Copy out every one of the lines below word for word, leaving out the pictures.

======== Stored data

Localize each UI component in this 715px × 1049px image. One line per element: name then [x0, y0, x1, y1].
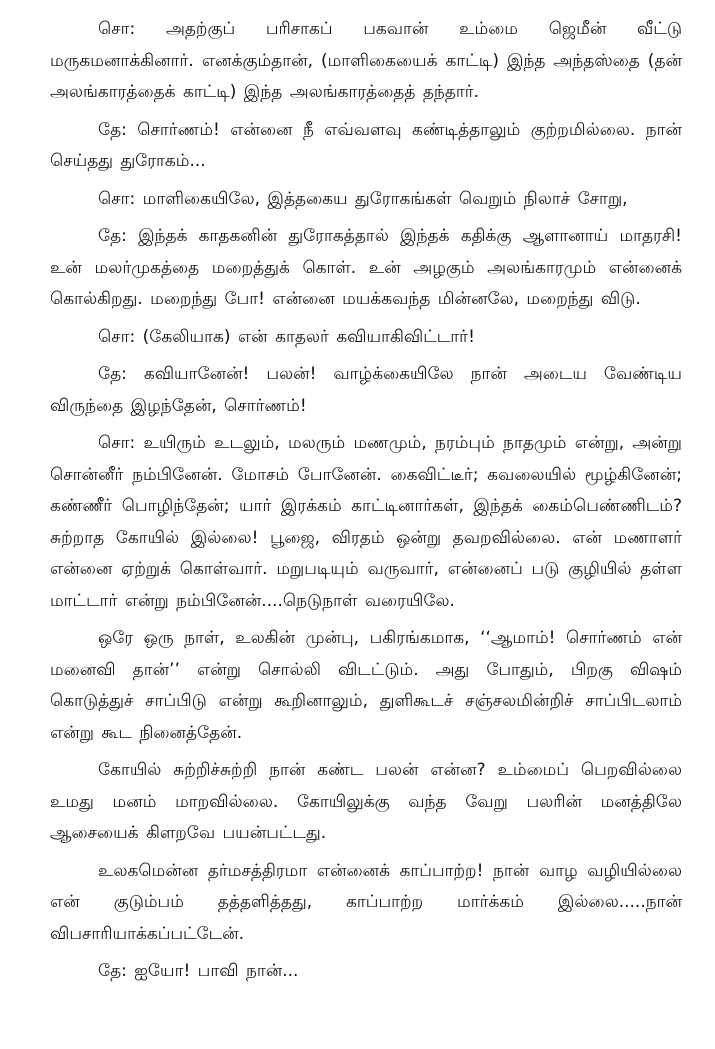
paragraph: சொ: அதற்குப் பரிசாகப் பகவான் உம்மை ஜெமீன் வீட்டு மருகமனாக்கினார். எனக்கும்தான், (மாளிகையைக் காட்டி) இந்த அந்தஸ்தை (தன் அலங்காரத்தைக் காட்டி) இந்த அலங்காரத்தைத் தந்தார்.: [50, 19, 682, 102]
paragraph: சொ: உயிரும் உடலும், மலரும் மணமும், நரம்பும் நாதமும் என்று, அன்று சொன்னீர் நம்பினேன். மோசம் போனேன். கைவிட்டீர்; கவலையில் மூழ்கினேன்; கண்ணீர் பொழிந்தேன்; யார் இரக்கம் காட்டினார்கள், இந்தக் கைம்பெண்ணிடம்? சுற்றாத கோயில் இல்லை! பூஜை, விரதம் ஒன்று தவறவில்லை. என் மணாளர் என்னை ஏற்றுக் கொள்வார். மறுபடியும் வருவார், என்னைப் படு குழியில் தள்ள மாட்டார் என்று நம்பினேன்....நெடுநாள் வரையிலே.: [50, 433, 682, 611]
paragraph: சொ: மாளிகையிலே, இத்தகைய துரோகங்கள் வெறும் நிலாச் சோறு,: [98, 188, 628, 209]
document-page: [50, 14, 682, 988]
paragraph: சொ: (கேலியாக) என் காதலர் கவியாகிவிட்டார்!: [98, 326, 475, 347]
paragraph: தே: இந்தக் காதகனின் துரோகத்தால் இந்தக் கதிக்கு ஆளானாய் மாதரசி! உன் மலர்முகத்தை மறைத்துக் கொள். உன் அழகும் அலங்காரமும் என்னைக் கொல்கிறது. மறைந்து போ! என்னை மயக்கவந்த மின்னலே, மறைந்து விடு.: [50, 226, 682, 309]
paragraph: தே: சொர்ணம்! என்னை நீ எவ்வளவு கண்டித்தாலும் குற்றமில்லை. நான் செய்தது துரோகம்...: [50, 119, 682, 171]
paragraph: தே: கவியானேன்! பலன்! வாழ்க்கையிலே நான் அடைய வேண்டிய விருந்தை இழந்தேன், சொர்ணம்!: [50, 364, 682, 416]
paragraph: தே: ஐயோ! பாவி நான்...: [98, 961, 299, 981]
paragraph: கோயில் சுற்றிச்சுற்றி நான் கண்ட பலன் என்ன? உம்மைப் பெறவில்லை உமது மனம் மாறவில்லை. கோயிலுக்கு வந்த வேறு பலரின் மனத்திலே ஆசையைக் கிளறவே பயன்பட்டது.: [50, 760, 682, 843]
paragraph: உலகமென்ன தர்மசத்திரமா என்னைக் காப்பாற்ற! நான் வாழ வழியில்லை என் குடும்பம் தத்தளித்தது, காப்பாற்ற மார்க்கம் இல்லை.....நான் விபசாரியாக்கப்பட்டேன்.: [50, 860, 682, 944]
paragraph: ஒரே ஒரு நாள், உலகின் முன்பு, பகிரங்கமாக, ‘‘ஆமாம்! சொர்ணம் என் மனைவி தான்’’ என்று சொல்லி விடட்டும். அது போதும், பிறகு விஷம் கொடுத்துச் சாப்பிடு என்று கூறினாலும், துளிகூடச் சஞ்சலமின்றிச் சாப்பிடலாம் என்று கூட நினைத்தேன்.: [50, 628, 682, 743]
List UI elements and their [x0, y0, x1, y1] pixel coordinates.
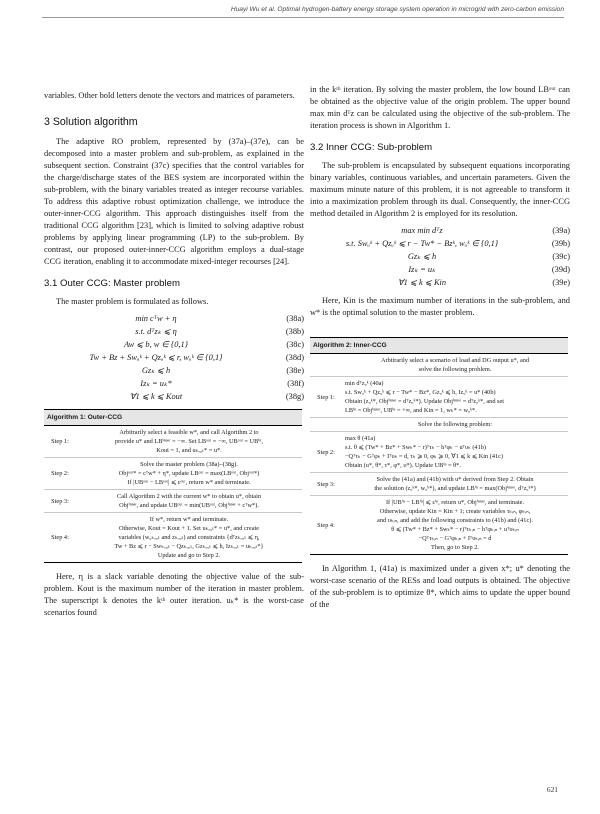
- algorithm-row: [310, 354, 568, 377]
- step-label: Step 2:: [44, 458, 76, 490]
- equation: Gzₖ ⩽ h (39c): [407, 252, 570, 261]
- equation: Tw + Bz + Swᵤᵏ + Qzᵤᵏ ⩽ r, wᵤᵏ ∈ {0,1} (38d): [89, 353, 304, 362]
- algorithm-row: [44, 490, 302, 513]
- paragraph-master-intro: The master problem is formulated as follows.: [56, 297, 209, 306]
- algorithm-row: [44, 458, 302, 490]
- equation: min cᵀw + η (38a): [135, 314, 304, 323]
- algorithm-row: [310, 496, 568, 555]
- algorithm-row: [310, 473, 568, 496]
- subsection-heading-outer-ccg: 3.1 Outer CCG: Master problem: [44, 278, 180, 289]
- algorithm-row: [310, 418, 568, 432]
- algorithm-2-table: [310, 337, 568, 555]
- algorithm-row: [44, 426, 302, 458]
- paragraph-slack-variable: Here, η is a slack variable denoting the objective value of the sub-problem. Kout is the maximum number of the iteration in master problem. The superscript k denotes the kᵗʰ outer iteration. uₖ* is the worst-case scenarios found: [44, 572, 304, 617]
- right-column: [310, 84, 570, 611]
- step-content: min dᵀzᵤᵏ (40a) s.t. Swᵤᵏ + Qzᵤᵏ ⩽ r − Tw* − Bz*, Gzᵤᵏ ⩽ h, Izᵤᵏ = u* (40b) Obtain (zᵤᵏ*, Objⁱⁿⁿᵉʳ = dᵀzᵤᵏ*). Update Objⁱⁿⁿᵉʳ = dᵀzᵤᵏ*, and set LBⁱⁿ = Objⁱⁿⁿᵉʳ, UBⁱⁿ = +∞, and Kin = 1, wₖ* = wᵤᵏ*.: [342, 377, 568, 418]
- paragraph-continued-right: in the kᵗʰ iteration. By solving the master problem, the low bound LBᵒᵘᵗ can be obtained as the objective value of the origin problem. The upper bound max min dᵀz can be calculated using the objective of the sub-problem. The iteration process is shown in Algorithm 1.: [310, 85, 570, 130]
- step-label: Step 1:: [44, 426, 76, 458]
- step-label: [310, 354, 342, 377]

================

*The result*.
Localize each UI component in this 715px × 1049px image. One line per element: name then [x0, y0, x1, y1].
paragraph: சொ: அதற்குப் பரிசாகப் பகவான் உம்மை ஜெமீன் வீட்டு மருகமனாக்கினார். எனக்கும்தான், (மாளிகையைக் காட்டி) இந்த அந்தஸ்தை (தன் அலங்காரத்தைக் காட்டி) இந்த அலங்காரத்தைத் தந்தார்.: [50, 19, 682, 102]
paragraph: சொ: உயிரும் உடலும், மலரும் மணமும், நரம்பும் நாதமும் என்று, அன்று சொன்னீர் நம்பினேன். மோசம் போனேன். கைவிட்டீர்; கவலையில் மூழ்கினேன்; கண்ணீர் பொழிந்தேன்; யார் இரக்கம் காட்டினார்கள், இந்தக் கைம்பெண்ணிடம்? சுற்றாத கோயில் இல்லை! பூஜை, விரதம் ஒன்று தவறவில்லை. என் மணாளர் என்னை ஏற்றுக் கொள்வார். மறுபடியும் வருவார், என்னைப் படு குழியில் தள்ள மாட்டார் என்று நம்பினேன்....நெடுநாள் வரையிலே.: [50, 433, 682, 611]
paragraph: சொ: மாளிகையிலே, இத்தகைய துரோகங்கள் வெறும் நிலாச் சோறு,: [98, 188, 628, 209]
document-page: [50, 14, 682, 988]
paragraph: சொ: (கேலியாக) என் காதலர் கவியாகிவிட்டார்!: [98, 326, 475, 347]
paragraph: தே: இந்தக் காதகனின் துரோகத்தால் இந்தக் கதிக்கு ஆளானாய் மாதரசி! உன் மலர்முகத்தை மறைத்துக் கொள். உன் அழகும் அலங்காரமும் என்னைக் கொல்கிறது. மறைந்து போ! என்னை மயக்கவந்த மின்னலே, மறைந்து விடு.: [50, 226, 682, 309]
paragraph: தே: சொர்ணம்! என்னை நீ எவ்வளவு கண்டித்தாலும் குற்றமில்லை. நான் செய்தது துரோகம்...: [50, 119, 682, 171]
paragraph: தே: கவியானேன்! பலன்! வாழ்க்கையிலே நான் அடைய வேண்டிய விருந்தை இழந்தேன், சொர்ணம்!: [50, 364, 682, 416]
paragraph: தே: ஐயோ! பாவி நான்...: [98, 961, 299, 981]
paragraph: கோயில் சுற்றிச்சுற்றி நான் கண்ட பலன் என்ன? உம்மைப் பெறவில்லை உமது மனம் மாறவில்லை. கோயிலுக்கு வந்த வேறு பலரின் மனத்திலே ஆசையைக் கிளறவே பயன்பட்டது.: [50, 760, 682, 843]
paragraph: உலகமென்ன தர்மசத்திரமா என்னைக் காப்பாற்ற! நான் வாழ வழியில்லை என் குடும்பம் தத்தளித்தது, காப்பாற்ற மார்க்கம் இல்லை.....நான் விபசாரியாக்கப்பட்டேன்.: [50, 860, 682, 944]
paragraph: ஒரே ஒரு நாள், உலகின் முன்பு, பகிரங்கமாக, ‘‘ஆமாம்! சொர்ணம் என் மனைவி தான்’’ என்று சொல்லி விடட்டும். அது போதும், பிறகு விஷம் கொடுத்துச் சாப்பிடு என்று கூறினாலும், துளிகூடச் சஞ்சலமின்றிச் சாப்பிடலாம் என்று கூட நினைத்தேன்.: [50, 628, 682, 743]
List UI elements and their [x0, y0, x1, y1] pixel coordinates.
- algorithm-row: [310, 354, 568, 377]
- step-label: Step 2:: [44, 458, 76, 490]
- equation: Gzₖ ⩽ h (39c): [407, 252, 570, 261]
- equation: Tw + Bz + Swᵤᵏ + Qzᵤᵏ ⩽ r, wᵤᵏ ∈ {0,1} (38d): [89, 353, 304, 362]
- algorithm-row: [44, 490, 302, 513]
- paragraph-master-intro: The master problem is formulated as follows.: [56, 297, 209, 306]
- algorithm-row: [44, 458, 302, 490]
- equation: min cᵀw + η (38a): [135, 314, 304, 323]
- algorithm-row: [310, 496, 568, 555]
- algorithm-row: [310, 473, 568, 496]
- subsection-heading-outer-ccg: 3.1 Outer CCG: Master problem: [44, 278, 180, 289]
- algorithm-row: [310, 418, 568, 432]
- algorithm-2-table: [310, 337, 568, 555]
- algorithm-row: [44, 426, 302, 458]
- paragraph-slack-variable: Here, η is a slack variable denoting the objective value of the sub-problem. Kout is the maximum number of the iteration in master problem. The superscript k denotes the kᵗʰ outer iteration. uₖ* is the worst-case scenarios found: [44, 572, 304, 617]
- right-column: [310, 84, 570, 611]
- step-content: min dᵀzᵤᵏ (40a) s.t. Swᵤᵏ + Qzᵤᵏ ⩽ r − Tw* − Bz*, Gzᵤᵏ ⩽ h, Izᵤᵏ = u* (40b) Obtain (zᵤᵏ*, Objⁱⁿⁿᵉʳ = dᵀzᵤᵏ*). Update Objⁱⁿⁿᵉʳ = dᵀzᵤᵏ*, and set LBⁱⁿ = Objⁱⁿⁿᵉʳ, UBⁱⁿ = +∞, and Kin = 1, wₖ* = wᵤᵏ*.: [342, 377, 568, 418]
- paragraph-continued-right: in the kᵗʰ iteration. By solving the master problem, the low bound LBᵒᵘᵗ can be obtained as the objective value of the origin problem. The upper bound max min dᵀz can be calculated using the objective of the sub-problem. The iteration process is shown in Algorithm 1.: [310, 85, 570, 130]
- step-label: Step 1:: [44, 426, 76, 458]
- step-label: [310, 354, 342, 377]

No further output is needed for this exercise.